Using the records that follow, copy every line containing the word "down".
-- BEGIN EXTRACTED DATA --
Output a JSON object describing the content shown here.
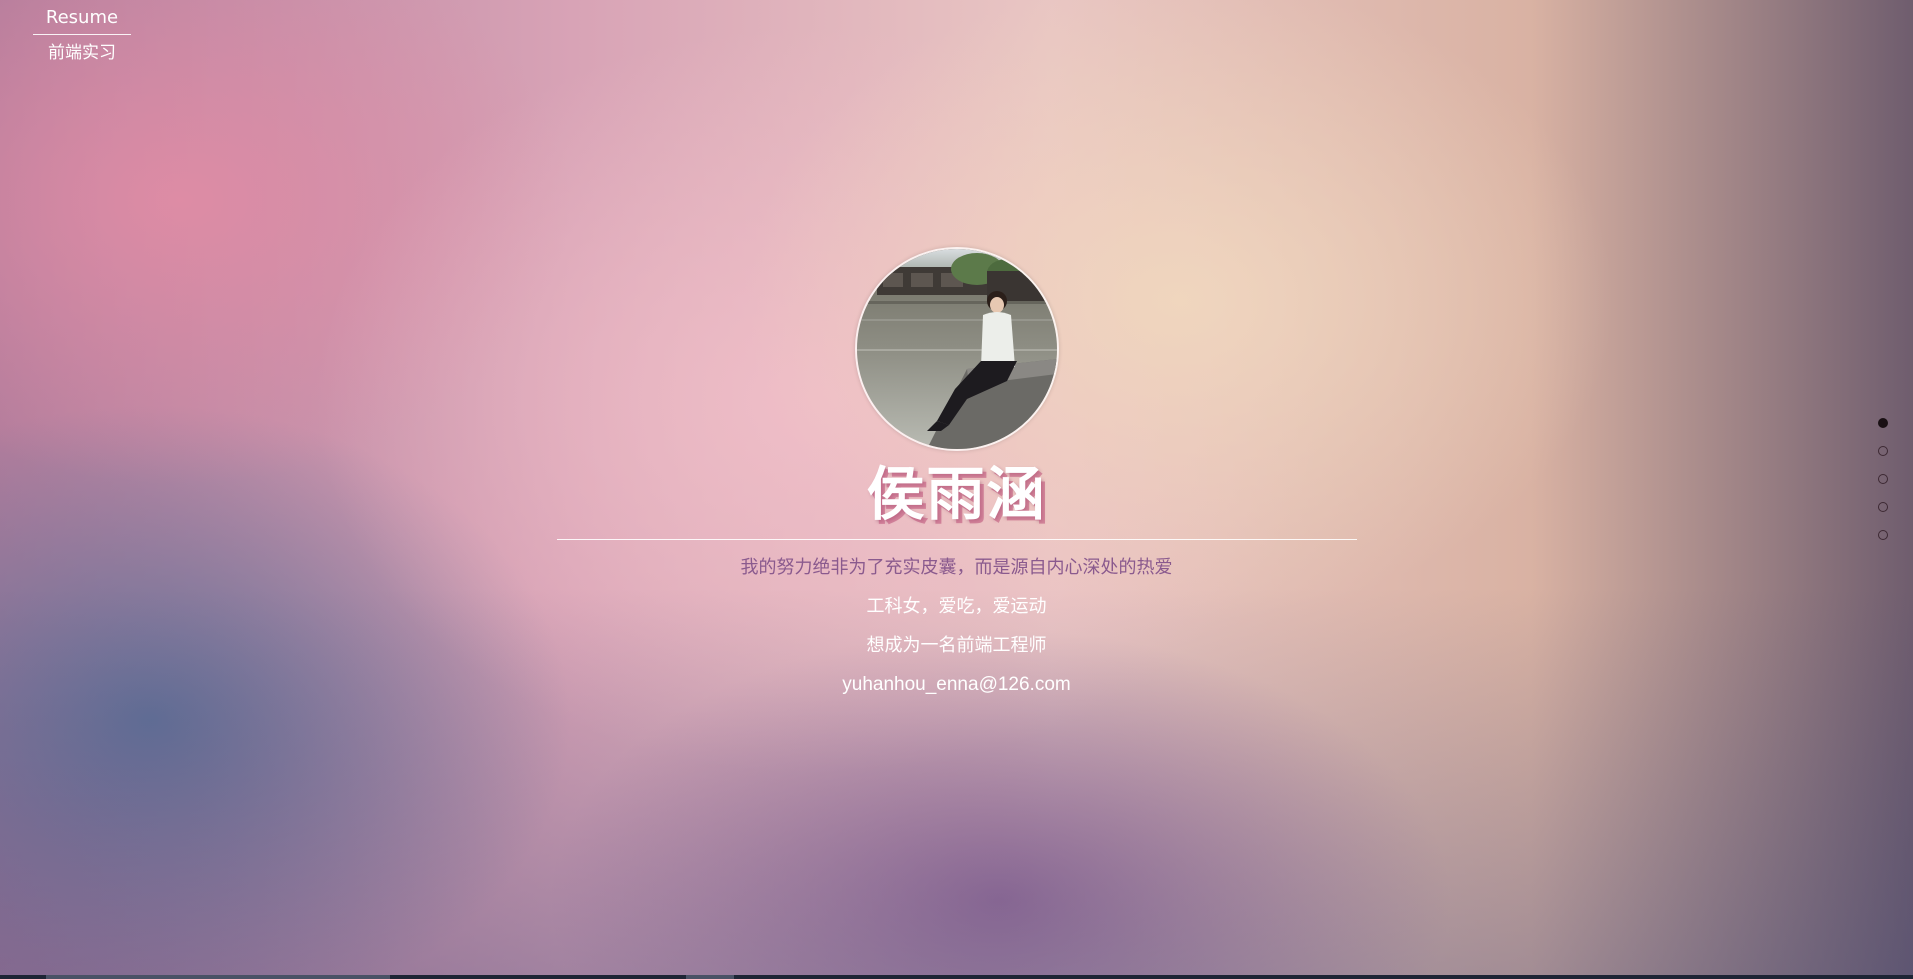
{
  "nav": {
    "items": [
      {
        "label": "Resume"
      },
      {
        "label": "前端实习"
      }
    ]
  },
  "profile": {
    "name": "侯雨涵",
    "motto": "我的努力绝非为了充实皮囊，而是源自内心深处的热爱",
    "line1": "工科女，爱吃，爱运动",
    "line2": "想成为一名前端工程师",
    "email": "yuhanhou_enna@126.com"
  },
  "pagination": {
    "count": 5,
    "active_index": 0
  },
  "colors": {
    "motto": "#8a5a8e",
    "name_shadow": "#be5078",
    "dot_active": "#1a1014"
  }
}
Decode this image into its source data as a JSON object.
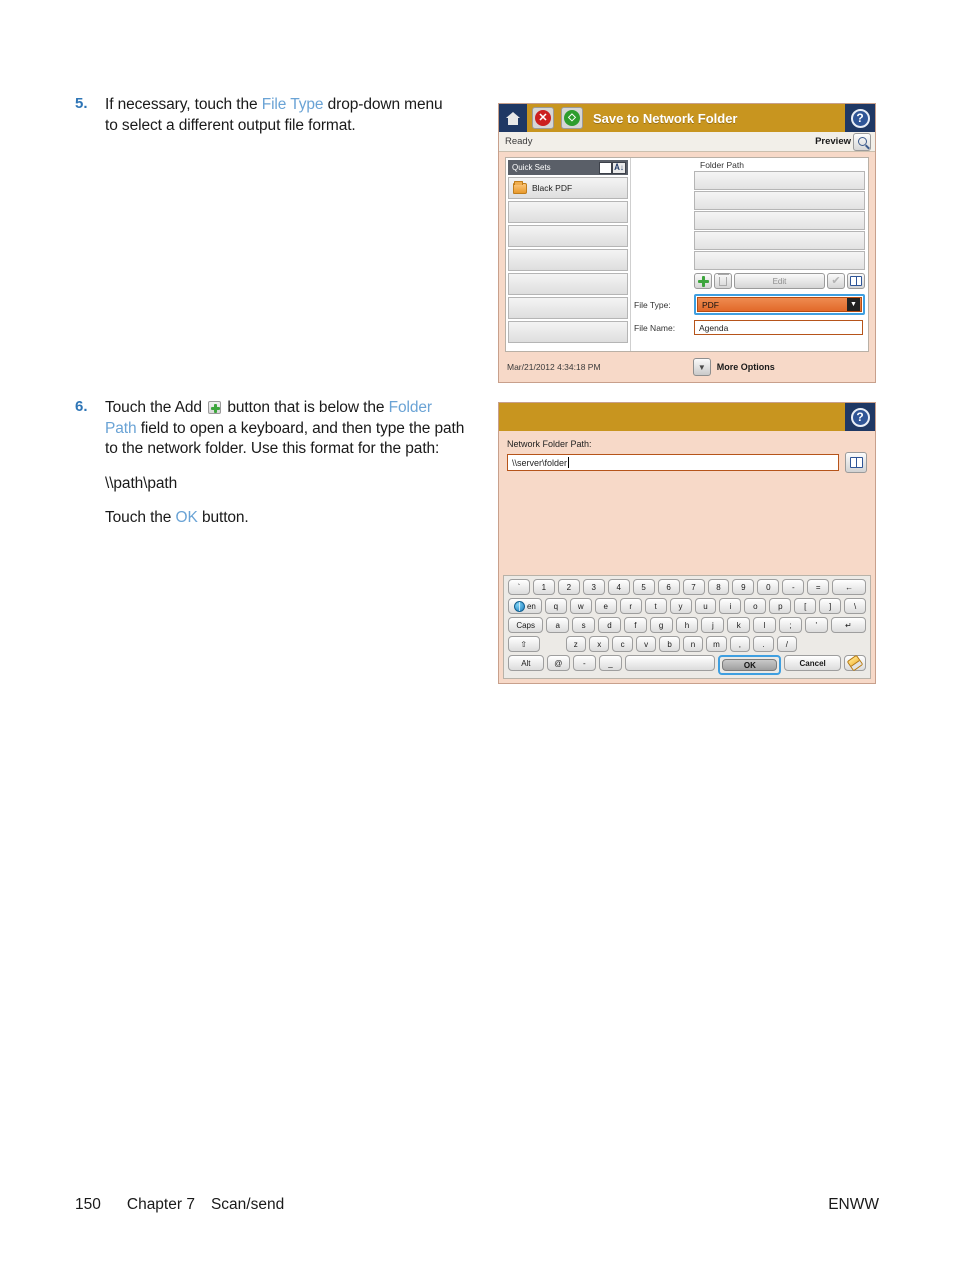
{
  "steps": [
    {
      "number": "5.",
      "text_before": "If necessary, touch the ",
      "link1": "File Type",
      "text_after": " drop-down menu to select a different output file format."
    },
    {
      "number": "6.",
      "part1": "Touch the Add ",
      "part2": " button that is below the ",
      "link1": "Folder Path",
      "part3": " field to open a keyboard, and then type the path to the network folder. Use this format for the path:",
      "path_example": "\\\\path\\path",
      "touch_before": "Touch the ",
      "link2": "OK",
      "touch_after": " button."
    }
  ],
  "screen1": {
    "header": {
      "title": "Save to Network Folder",
      "home_icon": "home-icon",
      "stop_icon": "stop-icon",
      "stop_glyph": "✕",
      "start_icon": "start-icon",
      "start_glyph": "◇",
      "help_icon": "help-icon",
      "help_glyph": "?"
    },
    "status": {
      "state": "Ready",
      "preview_label": "Preview",
      "preview_icon": "magnifier-icon"
    },
    "quick_sets": {
      "title": "Quick Sets",
      "sort_icon": "sort-az-icon",
      "sort_glyph": "Á↓",
      "items": [
        {
          "label": "Black PDF",
          "icon": "folder-icon"
        },
        {
          "label": "",
          "icon": ""
        },
        {
          "label": "",
          "icon": ""
        },
        {
          "label": "",
          "icon": ""
        },
        {
          "label": "",
          "icon": ""
        },
        {
          "label": "",
          "icon": ""
        },
        {
          "label": "",
          "icon": ""
        }
      ]
    },
    "folder_path": {
      "label": "Folder Path",
      "rows": [
        "",
        "",
        "",
        "",
        ""
      ],
      "toolbar": {
        "add_icon": "add-plus-icon",
        "delete_icon": "trash-icon",
        "edit_label": "Edit",
        "check_icon": "check-icon",
        "check_glyph": "✔",
        "book_icon": "address-book-icon"
      }
    },
    "file_type": {
      "label": "File Type:",
      "value": "PDF",
      "arrow_glyph": "▼",
      "focus_color": "#3f9fe0",
      "fill_color": "#e8763a"
    },
    "file_name": {
      "label": "File Name:",
      "value": "Agenda"
    },
    "footer": {
      "datetime": "Mar/21/2012 4:34:18 PM",
      "more_options_label": "More Options",
      "more_options_icon": "chevron-down-icon",
      "more_options_glyph": "▼"
    }
  },
  "screen2": {
    "header": {
      "title": "",
      "help_icon": "help-icon",
      "help_glyph": "?"
    },
    "field": {
      "label": "Network Folder Path:",
      "value": "\\\\server\\folder",
      "book_icon": "address-book-icon"
    },
    "keyboard": {
      "rows": [
        [
          "`",
          "1",
          "2",
          "3",
          "4",
          "5",
          "6",
          "7",
          "8",
          "9",
          "0",
          "-",
          "=",
          "←"
        ],
        [
          "en",
          "q",
          "w",
          "e",
          "r",
          "t",
          "y",
          "u",
          "i",
          "o",
          "p",
          "[",
          "]",
          "\\"
        ],
        [
          "Caps",
          "a",
          "s",
          "d",
          "f",
          "g",
          "h",
          "j",
          "k",
          "l",
          ";",
          "'",
          "↵"
        ],
        [
          "⇧",
          "z",
          "x",
          "c",
          "v",
          "b",
          "n",
          "m",
          ",",
          ".",
          "/"
        ],
        [
          "Alt",
          "@",
          "-",
          "_",
          "",
          "OK",
          "Cancel",
          ""
        ]
      ],
      "globe_icon": "globe-language-icon",
      "backspace_icon": "backspace-icon",
      "enter_icon": "enter-icon",
      "shift_icon": "shift-icon",
      "eraser_icon": "eraser-clear-icon",
      "ok_label": "OK",
      "cancel_label": "Cancel",
      "ok_focused": true
    }
  },
  "page_footer": {
    "page_number": "150",
    "chapter": "Chapter 7",
    "section": "Scan/send",
    "right": "ENWW"
  }
}
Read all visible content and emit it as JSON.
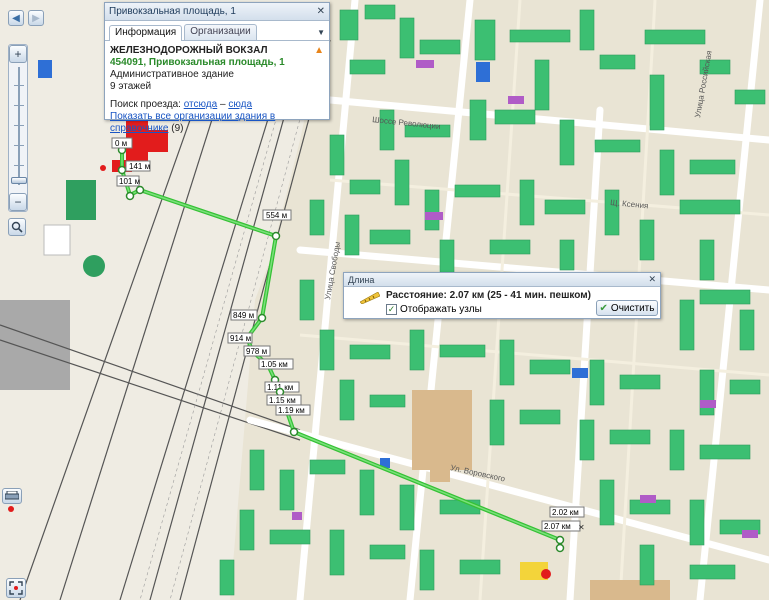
{
  "popup": {
    "title": "Привокзальная площадь, 1",
    "tabs": [
      {
        "label": "Информация",
        "active": true
      },
      {
        "label": "Организации",
        "active": false
      }
    ],
    "name": "ЖЕЛЕЗНОДОРОЖНЫЙ ВОКЗАЛ",
    "address": "454091, Привокзальная площадь, 1",
    "type": "Административное здание",
    "floors": "9 этажей",
    "route_label": "Поиск проезда:",
    "route_from": "отсюда",
    "route_dash": "–",
    "route_to": "сюда",
    "show_all": "Показать все организации здания в справочнике",
    "count": "(9)"
  },
  "distance": {
    "header": "Длина",
    "text": "Расстояние: 2.07 км (25 - 41 мин. пешком)",
    "show_nodes_label": "Отображать узлы",
    "show_nodes_checked": true,
    "clear_label": "Очистить"
  },
  "route": {
    "color": "#35c135",
    "labels": [
      "0 м",
      "141 м",
      "101 м",
      "554 м",
      "849 м",
      "914 м",
      "978 м",
      "1.05 км",
      "1.11 км",
      "1.15 км",
      "1.19 км",
      "2.02 км",
      "2.07 км"
    ]
  },
  "streets": {
    "n1": "Шоссе Революции",
    "n2": "Щ. Ксения",
    "n3": "Улица Российская",
    "n4": "Улица Свободы",
    "n5": "Ул. Воровского"
  },
  "colors": {
    "map_bg": "#e9e4d4",
    "building": "#3cbf72",
    "building_dark": "#2d9a5c",
    "accent_purple": "#b05cc7",
    "accent_blue": "#2e6fd6",
    "station_red": "#e21c1c"
  }
}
-- END EXTRACTED DATA --
- ANSWER TO THE EXERCISE:
      "text_after": " drop-down menu to select a different output file format."
      "more_options_icon": "chevron-down-icon",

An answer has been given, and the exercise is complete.